§ **Problem requirements**: Write out the full listing exactly as given, minus the images.

§ **Items**:
"""

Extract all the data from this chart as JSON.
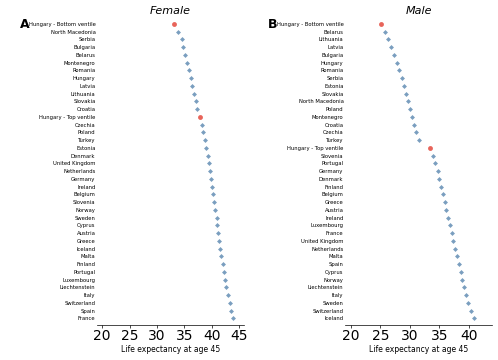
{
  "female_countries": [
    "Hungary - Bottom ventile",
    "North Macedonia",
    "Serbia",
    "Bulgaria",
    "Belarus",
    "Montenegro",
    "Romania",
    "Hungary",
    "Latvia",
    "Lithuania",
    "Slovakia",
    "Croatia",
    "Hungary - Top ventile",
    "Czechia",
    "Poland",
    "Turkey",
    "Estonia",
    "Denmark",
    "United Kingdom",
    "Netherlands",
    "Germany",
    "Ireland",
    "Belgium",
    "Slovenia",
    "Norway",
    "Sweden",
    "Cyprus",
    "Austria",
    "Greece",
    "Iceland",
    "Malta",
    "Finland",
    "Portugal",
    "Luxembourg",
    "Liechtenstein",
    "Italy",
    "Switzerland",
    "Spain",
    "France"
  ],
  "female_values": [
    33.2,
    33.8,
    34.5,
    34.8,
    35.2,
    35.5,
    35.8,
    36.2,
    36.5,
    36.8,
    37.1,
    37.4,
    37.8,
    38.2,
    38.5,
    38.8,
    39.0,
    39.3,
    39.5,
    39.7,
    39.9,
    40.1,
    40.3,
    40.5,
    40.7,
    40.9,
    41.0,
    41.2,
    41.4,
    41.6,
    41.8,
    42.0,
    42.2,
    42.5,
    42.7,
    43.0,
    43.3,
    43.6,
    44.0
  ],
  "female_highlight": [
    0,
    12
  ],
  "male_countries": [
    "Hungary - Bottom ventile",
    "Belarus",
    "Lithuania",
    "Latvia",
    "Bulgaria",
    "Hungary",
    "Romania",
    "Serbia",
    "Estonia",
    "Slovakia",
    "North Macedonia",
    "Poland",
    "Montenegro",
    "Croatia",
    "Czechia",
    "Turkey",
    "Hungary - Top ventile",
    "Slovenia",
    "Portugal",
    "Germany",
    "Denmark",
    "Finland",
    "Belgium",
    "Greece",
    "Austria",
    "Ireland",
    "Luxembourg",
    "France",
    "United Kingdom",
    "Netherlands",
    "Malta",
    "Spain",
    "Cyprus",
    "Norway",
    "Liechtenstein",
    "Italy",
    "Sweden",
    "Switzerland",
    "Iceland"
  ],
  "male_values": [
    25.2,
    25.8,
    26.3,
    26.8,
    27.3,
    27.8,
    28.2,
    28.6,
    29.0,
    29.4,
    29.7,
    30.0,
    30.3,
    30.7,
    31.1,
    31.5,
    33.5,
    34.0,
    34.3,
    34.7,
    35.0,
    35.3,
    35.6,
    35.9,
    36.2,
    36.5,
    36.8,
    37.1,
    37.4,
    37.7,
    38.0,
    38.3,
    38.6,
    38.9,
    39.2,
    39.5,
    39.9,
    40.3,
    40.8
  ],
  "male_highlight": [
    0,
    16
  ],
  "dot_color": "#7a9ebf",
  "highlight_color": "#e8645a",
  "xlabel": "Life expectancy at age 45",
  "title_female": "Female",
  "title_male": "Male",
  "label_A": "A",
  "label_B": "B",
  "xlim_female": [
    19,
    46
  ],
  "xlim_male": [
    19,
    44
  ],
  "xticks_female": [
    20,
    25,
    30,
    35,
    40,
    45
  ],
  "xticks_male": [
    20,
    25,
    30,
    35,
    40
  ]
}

"""

§ **Answer below**:
Extract all the data from this chart as JSON.
{
  "female_countries": [
    "Hungary - Bottom ventile",
    "North Macedonia",
    "Serbia",
    "Bulgaria",
    "Belarus",
    "Montenegro",
    "Romania",
    "Hungary",
    "Latvia",
    "Lithuania",
    "Slovakia",
    "Croatia",
    "Hungary - Top ventile",
    "Czechia",
    "Poland",
    "Turkey",
    "Estonia",
    "Denmark",
    "United Kingdom",
    "Netherlands",
    "Germany",
    "Ireland",
    "Belgium",
    "Slovenia",
    "Norway",
    "Sweden",
    "Cyprus",
    "Austria",
    "Greece",
    "Iceland",
    "Malta",
    "Finland",
    "Portugal",
    "Luxembourg",
    "Liechtenstein",
    "Italy",
    "Switzerland",
    "Spain",
    "France"
  ],
  "female_values": [
    33.2,
    33.8,
    34.5,
    34.8,
    35.2,
    35.5,
    35.8,
    36.2,
    36.5,
    36.8,
    37.1,
    37.4,
    37.8,
    38.2,
    38.5,
    38.8,
    39.0,
    39.3,
    39.5,
    39.7,
    39.9,
    40.1,
    40.3,
    40.5,
    40.7,
    40.9,
    41.0,
    41.2,
    41.4,
    41.6,
    41.8,
    42.0,
    42.2,
    42.5,
    42.7,
    43.0,
    43.3,
    43.6,
    44.0
  ],
  "female_highlight": [
    0,
    12
  ],
  "male_countries": [
    "Hungary - Bottom ventile",
    "Belarus",
    "Lithuania",
    "Latvia",
    "Bulgaria",
    "Hungary",
    "Romania",
    "Serbia",
    "Estonia",
    "Slovakia",
    "North Macedonia",
    "Poland",
    "Montenegro",
    "Croatia",
    "Czechia",
    "Turkey",
    "Hungary - Top ventile",
    "Slovenia",
    "Portugal",
    "Germany",
    "Denmark",
    "Finland",
    "Belgium",
    "Greece",
    "Austria",
    "Ireland",
    "Luxembourg",
    "France",
    "United Kingdom",
    "Netherlands",
    "Malta",
    "Spain",
    "Cyprus",
    "Norway",
    "Liechtenstein",
    "Italy",
    "Sweden",
    "Switzerland",
    "Iceland"
  ],
  "male_values": [
    25.2,
    25.8,
    26.3,
    26.8,
    27.3,
    27.8,
    28.2,
    28.6,
    29.0,
    29.4,
    29.7,
    30.0,
    30.3,
    30.7,
    31.1,
    31.5,
    33.5,
    34.0,
    34.3,
    34.7,
    35.0,
    35.3,
    35.6,
    35.9,
    36.2,
    36.5,
    36.8,
    37.1,
    37.4,
    37.7,
    38.0,
    38.3,
    38.6,
    38.9,
    39.2,
    39.5,
    39.9,
    40.3,
    40.8
  ],
  "male_highlight": [
    0,
    16
  ],
  "dot_color": "#7a9ebf",
  "highlight_color": "#e8645a",
  "xlabel": "Life expectancy at age 45",
  "title_female": "Female",
  "title_male": "Male",
  "label_A": "A",
  "label_B": "B",
  "xlim_female": [
    19,
    46
  ],
  "xlim_male": [
    19,
    44
  ],
  "xticks_female": [
    20,
    25,
    30,
    35,
    40,
    45
  ],
  "xticks_male": [
    20,
    25,
    30,
    35,
    40
  ]
}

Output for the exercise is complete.